Data entries:
################

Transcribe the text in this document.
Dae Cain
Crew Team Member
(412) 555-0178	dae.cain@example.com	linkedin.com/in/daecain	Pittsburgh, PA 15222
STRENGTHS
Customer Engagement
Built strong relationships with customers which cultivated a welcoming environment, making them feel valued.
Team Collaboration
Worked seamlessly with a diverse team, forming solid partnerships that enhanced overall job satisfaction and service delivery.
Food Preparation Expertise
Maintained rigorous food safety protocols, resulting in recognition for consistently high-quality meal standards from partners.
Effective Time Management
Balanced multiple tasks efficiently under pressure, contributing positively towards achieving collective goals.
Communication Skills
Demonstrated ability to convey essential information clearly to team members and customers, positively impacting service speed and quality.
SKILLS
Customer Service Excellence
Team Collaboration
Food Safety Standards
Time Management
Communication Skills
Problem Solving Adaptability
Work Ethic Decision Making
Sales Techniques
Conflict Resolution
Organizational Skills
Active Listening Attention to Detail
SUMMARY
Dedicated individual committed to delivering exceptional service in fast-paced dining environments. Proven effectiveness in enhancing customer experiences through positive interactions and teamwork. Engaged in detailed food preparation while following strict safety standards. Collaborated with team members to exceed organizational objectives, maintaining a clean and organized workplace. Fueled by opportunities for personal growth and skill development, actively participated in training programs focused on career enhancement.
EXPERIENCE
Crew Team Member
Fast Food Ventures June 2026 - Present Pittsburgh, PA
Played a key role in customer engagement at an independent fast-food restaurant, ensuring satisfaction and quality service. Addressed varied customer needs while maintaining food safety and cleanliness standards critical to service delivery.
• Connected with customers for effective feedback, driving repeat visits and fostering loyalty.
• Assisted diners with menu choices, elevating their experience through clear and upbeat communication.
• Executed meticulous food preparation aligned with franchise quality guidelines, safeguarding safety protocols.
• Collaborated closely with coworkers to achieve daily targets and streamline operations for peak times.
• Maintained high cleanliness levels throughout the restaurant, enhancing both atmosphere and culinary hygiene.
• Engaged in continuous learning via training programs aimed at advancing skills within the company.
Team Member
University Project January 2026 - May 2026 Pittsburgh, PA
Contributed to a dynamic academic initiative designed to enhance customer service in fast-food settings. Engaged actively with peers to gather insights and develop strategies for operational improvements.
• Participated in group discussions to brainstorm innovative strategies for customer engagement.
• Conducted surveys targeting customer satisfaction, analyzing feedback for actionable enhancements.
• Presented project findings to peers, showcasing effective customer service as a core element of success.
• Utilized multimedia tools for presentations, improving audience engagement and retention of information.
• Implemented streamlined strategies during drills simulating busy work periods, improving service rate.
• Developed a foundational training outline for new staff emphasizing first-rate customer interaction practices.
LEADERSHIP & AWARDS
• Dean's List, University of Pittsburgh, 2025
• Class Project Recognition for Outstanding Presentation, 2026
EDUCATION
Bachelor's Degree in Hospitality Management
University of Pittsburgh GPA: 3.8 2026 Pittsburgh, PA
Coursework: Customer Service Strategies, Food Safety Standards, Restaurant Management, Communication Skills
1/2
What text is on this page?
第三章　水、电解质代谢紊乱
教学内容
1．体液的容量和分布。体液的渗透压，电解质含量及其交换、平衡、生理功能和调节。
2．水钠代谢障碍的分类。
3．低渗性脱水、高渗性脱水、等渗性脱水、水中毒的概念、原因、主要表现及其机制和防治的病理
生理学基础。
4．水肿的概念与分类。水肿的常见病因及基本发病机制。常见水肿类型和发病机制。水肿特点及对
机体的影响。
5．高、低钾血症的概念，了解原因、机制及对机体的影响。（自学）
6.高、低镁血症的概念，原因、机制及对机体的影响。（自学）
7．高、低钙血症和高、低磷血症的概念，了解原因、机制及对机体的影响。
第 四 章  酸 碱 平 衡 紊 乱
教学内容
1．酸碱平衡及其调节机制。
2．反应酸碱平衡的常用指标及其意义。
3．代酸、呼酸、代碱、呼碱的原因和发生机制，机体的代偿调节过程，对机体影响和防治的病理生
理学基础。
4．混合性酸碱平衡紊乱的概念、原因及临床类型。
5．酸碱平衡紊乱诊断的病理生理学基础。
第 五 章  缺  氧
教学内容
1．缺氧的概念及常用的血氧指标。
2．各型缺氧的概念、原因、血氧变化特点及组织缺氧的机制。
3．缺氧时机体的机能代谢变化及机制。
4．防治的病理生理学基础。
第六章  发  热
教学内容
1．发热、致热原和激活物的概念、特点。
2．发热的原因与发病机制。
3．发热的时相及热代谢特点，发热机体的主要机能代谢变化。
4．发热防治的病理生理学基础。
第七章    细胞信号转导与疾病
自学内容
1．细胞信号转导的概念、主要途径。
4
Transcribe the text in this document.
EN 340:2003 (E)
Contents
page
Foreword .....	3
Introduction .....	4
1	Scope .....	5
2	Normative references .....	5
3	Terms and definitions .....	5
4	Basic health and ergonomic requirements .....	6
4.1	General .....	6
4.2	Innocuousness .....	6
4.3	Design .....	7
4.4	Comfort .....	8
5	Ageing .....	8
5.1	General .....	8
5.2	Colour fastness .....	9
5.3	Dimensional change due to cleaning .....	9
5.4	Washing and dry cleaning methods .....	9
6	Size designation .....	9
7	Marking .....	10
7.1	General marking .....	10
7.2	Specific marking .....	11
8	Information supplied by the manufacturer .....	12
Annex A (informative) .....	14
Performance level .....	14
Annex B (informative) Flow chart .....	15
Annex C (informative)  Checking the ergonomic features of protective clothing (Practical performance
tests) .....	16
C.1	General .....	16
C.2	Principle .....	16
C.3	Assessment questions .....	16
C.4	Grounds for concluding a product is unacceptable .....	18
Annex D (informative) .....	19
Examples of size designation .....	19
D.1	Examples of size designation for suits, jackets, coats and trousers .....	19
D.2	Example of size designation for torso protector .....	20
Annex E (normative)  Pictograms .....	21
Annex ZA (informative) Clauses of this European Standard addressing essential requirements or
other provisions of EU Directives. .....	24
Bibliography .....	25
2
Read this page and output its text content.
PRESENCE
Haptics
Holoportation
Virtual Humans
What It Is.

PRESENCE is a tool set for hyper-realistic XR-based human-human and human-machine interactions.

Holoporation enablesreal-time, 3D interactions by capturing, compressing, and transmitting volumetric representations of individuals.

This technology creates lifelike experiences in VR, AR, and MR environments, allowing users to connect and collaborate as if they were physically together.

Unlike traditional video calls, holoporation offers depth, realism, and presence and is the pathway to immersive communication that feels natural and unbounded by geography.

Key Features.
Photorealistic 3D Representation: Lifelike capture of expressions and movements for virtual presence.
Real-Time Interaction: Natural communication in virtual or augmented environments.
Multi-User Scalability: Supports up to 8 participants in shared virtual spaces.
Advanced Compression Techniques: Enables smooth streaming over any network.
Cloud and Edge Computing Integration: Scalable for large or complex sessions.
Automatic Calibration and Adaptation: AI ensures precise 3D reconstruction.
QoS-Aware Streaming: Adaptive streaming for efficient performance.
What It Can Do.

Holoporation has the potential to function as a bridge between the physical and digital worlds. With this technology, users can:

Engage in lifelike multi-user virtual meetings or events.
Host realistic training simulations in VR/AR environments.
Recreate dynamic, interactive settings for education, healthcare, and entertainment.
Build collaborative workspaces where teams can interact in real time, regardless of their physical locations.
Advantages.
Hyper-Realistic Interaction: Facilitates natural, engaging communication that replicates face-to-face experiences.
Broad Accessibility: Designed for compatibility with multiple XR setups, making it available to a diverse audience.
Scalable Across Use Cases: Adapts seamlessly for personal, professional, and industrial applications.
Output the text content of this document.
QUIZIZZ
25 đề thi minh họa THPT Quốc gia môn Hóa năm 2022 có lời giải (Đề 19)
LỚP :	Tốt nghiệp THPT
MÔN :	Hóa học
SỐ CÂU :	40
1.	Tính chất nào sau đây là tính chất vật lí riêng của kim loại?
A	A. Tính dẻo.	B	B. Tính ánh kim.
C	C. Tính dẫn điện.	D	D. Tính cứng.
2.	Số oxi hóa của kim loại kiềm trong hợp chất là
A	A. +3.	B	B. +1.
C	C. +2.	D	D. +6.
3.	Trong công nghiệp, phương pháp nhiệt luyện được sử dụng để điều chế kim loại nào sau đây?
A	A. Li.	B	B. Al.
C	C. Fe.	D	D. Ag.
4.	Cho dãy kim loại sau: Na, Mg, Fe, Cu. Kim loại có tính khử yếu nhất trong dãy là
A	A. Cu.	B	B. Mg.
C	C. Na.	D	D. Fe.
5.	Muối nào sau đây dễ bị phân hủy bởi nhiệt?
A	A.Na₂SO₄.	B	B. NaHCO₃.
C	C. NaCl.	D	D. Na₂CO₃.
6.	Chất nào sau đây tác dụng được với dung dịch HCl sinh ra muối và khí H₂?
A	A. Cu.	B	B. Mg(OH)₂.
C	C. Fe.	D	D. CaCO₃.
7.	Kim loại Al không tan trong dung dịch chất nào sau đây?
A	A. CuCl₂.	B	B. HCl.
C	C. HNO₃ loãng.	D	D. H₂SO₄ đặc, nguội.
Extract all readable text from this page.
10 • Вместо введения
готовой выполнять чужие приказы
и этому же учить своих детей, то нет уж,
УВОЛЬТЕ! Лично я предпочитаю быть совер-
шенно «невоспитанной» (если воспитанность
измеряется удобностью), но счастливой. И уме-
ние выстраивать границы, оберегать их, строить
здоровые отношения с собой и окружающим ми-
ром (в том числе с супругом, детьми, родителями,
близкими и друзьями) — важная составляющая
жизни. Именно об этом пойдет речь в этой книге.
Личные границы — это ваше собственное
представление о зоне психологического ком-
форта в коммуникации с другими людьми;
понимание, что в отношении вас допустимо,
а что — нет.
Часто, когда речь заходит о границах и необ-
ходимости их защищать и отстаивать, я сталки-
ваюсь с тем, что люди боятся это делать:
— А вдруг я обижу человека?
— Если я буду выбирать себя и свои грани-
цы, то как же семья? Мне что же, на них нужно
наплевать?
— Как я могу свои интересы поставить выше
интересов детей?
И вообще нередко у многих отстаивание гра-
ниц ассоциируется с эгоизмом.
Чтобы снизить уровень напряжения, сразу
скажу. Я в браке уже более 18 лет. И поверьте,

################

Each line above that holds the string "Engaged" should be copied and shown.

Dedicated individual committed to delivering exceptional service in fast-paced dining environments. Proven effectiveness in enhancing customer experiences through positive interactions and teamwork. Engaged in detailed food preparation while following strict safety standards. Collaborated with team members to exceed organizational objectives, maintaining a clean and organized workplace. Fueled by opportunities for personal growth and skill development, actively participated in training programs focused on career enhancement.
• Engaged in continuous learning via training programs aimed at advancing skills within the company.
Contributed to a dynamic academic initiative designed to enhance customer service in fast-food settings. Engaged actively with peers to gather insights and develop strategies for operational improvements.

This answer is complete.